## WHAT TO WORK ON
Copy every record below exactly as written, but leave out the pictures.

## RECORDS TO USE
┄┄┄┄┄┄┄┄┄┄

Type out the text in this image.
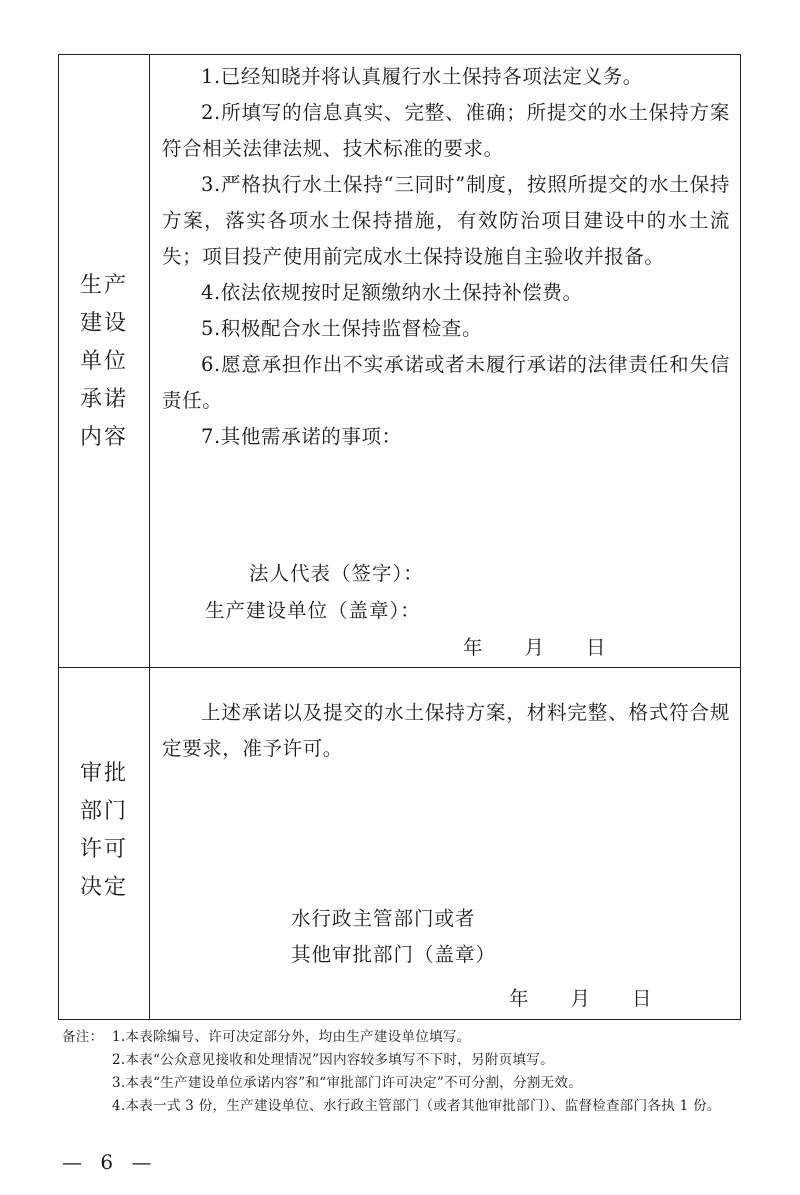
生产
建设
单位
承诺
内容

1.已经知晓并将认真履行水土保持各项法定义务。

2.所填写的信息真实、完整、准确；所提交的水土保持方案符合相关法律法规、技术标准的要求。

3.严格执行水土保持“三同时”制度，按照所提交的水土保持方案，落实各项水土保持措施，有效防治项目建设中的水土流失；项目投产使用前完成水土保持设施自主验收并报备。

4.依法依规按时足额缴纳水土保持补偿费。

5.积极配合水土保持监督检查。

6.愿意承担作出不实承诺或者未履行承诺的法律责任和失信责任。

7.其他需承诺的事项：

法人代表（签字）：
生产建设单位（盖章）：
年　　月　　日
审批
部门
许可
决定

上述承诺以及提交的水土保持方案，材料完整、格式符合规定要求，准予许可。

水行政主管部门或者
其他审批部门（盖章）
年　　月　　日
备注： 1.本表除编号、许可决定部分外，均由生产建设单位填写。
2.本表“公众意见接收和处理情况”因内容较多填写不下时，另附页填写。
3.本表“生产建设单位承诺内容”和“审批部门许可决定”不可分割，分割无效。
4.本表一式 3 份，生产建设单位、水行政主管部门（或者其他审批部门）、监督检查部门各执 1 份。
— 6 —
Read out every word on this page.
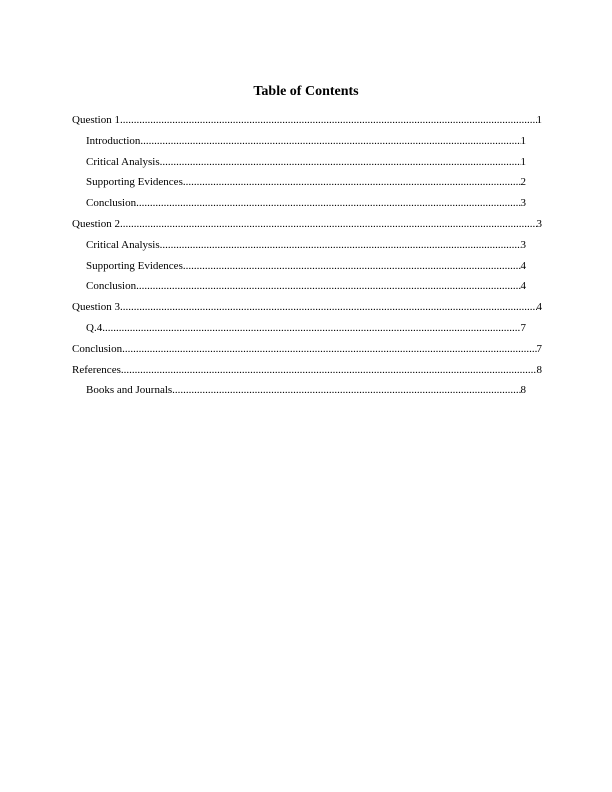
Table of Contents
Question 1 .....	1
Introduction .....	1
Critical Analysis .....	1
Supporting Evidences .....	2
Conclusion .....	3
Question 2 .....	3
Critical Analysis .....	3
Supporting Evidences .....	4
Conclusion .....	4
Question 3 .....	4
Q.4 .....	7
Conclusion .....	7
References .....	8
Books and Journals .....	8
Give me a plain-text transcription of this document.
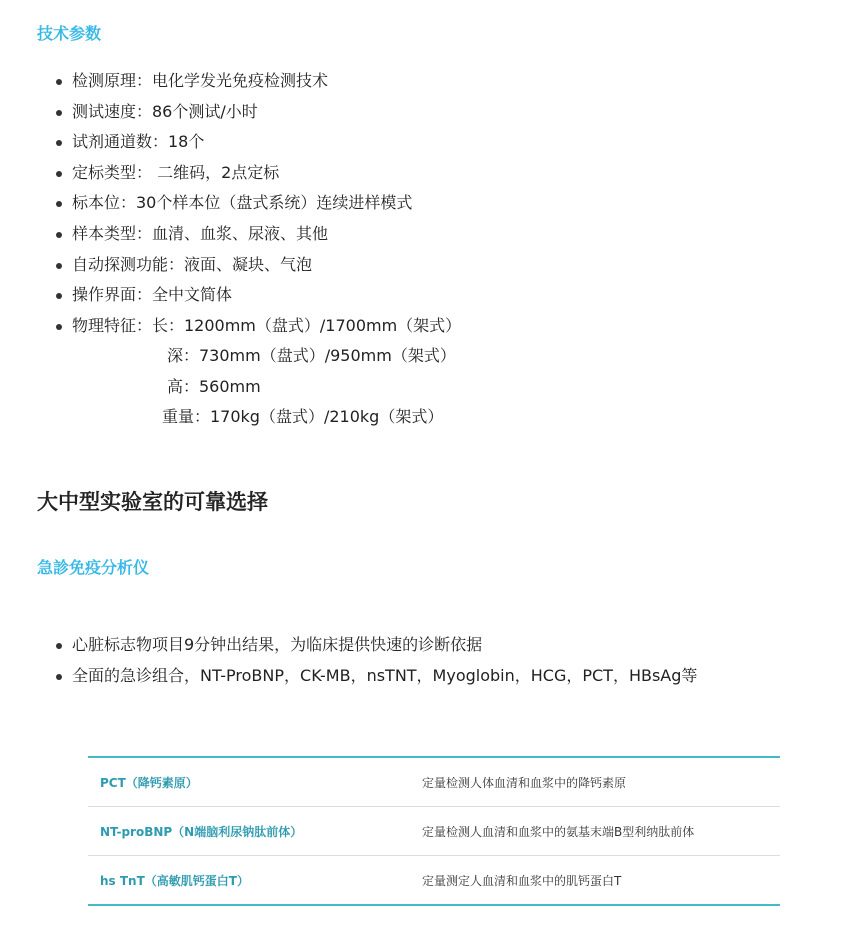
技术参数
检测原理：电化学发光免疫检测技术
测试速度：86个测试/小时
试剂通道数：18个
定标类型： 二维码，2点定标
标本位：30个样本位（盘式系统）连续进样模式
样本类型：血清、血浆、尿液、其他
自动探测功能：液面、凝块、气泡
操作界面：全中文简体
物理特征：长：1200mm（盘式）/1700mm（架式）
深：730mm（盘式）/950mm（架式）
高：560mm
重量：170kg（盘式）/210kg（架式）
大中型实验室的可靠选择
急診免疫分析仪
心脏标志物项目9分钟出结果，为临床提供快速的诊断依据
全面的急诊组合，NT-ProBNP，CK-MB，nsTNT，Myoglobin，HCG，PCT，HBsAg等
PCT（降钙素原）	定量检测人体血清和血浆中的降钙素原
NT-proBNP（N端脑利尿钠肽前体）	定量检测人血清和血浆中的氨基末端B型利纳肽前体
hs TnT（高敏肌钙蛋白T）	定量测定人血清和血浆中的肌钙蛋白T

┄┄┄┄┄┄┄┄┄┄

## OUTPUT BELOW
Type out the text in this image.
生产
建设
单位
承诺
内容

1.已经知晓并将认真履行水土保持各项法定义务。

2.所填写的信息真实、完整、准确；所提交的水土保持方案符合相关法律法规、技术标准的要求。

3.严格执行水土保持“三同时”制度，按照所提交的水土保持方案，落实各项水土保持措施，有效防治项目建设中的水土流失；项目投产使用前完成水土保持设施自主验收并报备。

4.依法依规按时足额缴纳水土保持补偿费。

5.积极配合水土保持监督检查。

6.愿意承担作出不实承诺或者未履行承诺的法律责任和失信责任。

7.其他需承诺的事项：

法人代表（签字）：
生产建设单位（盖章）：
年　　月　　日
审批
部门
许可
决定

上述承诺以及提交的水土保持方案，材料完整、格式符合规定要求，准予许可。

水行政主管部门或者
其他审批部门（盖章）
年　　月　　日
备注： 1.本表除编号、许可决定部分外，均由生产建设单位填写。
2.本表“公众意见接收和处理情况”因内容较多填写不下时，另附页填写。
3.本表“生产建设单位承诺内容”和“审批部门许可决定”不可分割，分割无效。
4.本表一式 3 份，生产建设单位、水行政主管部门（或者其他审批部门）、监督检查部门各执 1 份。
— 6 —
Read out every word on this page.
Table of Contents
Question 1 .....	1
Introduction .....	1
Critical Analysis .....	1
Supporting Evidences .....	2
Conclusion .....	3
Question 2 .....	3
Critical Analysis .....	3
Supporting Evidences .....	4
Conclusion .....	4
Question 3 .....	4
Q.4 .....	7
Conclusion .....	7
References .....	8
Books and Journals .....	8
Give me a plain-text transcription of this document.
技术参数
检测原理：电化学发光免疫检测技术
测试速度：86个测试/小时
试剂通道数：18个
定标类型： 二维码，2点定标
标本位：30个样本位（盘式系统）连续进样模式
样本类型：血清、血浆、尿液、其他
自动探测功能：液面、凝块、气泡
操作界面：全中文简体
物理特征：长：1200mm（盘式）/1700mm（架式）
深：730mm（盘式）/950mm（架式）
高：560mm
重量：170kg（盘式）/210kg（架式）
大中型实验室的可靠选择
急診免疫分析仪
心脏标志物项目9分钟出结果，为临床提供快速的诊断依据
全面的急诊组合，NT-ProBNP，CK-MB，nsTNT，Myoglobin，HCG，PCT，HBsAg等
PCT（降钙素原）	定量检测人体血清和血浆中的降钙素原
NT-proBNP（N端脑利尿钠肽前体）	定量检测人血清和血浆中的氨基末端B型利纳肽前体
hs TnT（高敏肌钙蛋白T）	定量测定人血清和血浆中的肌钙蛋白T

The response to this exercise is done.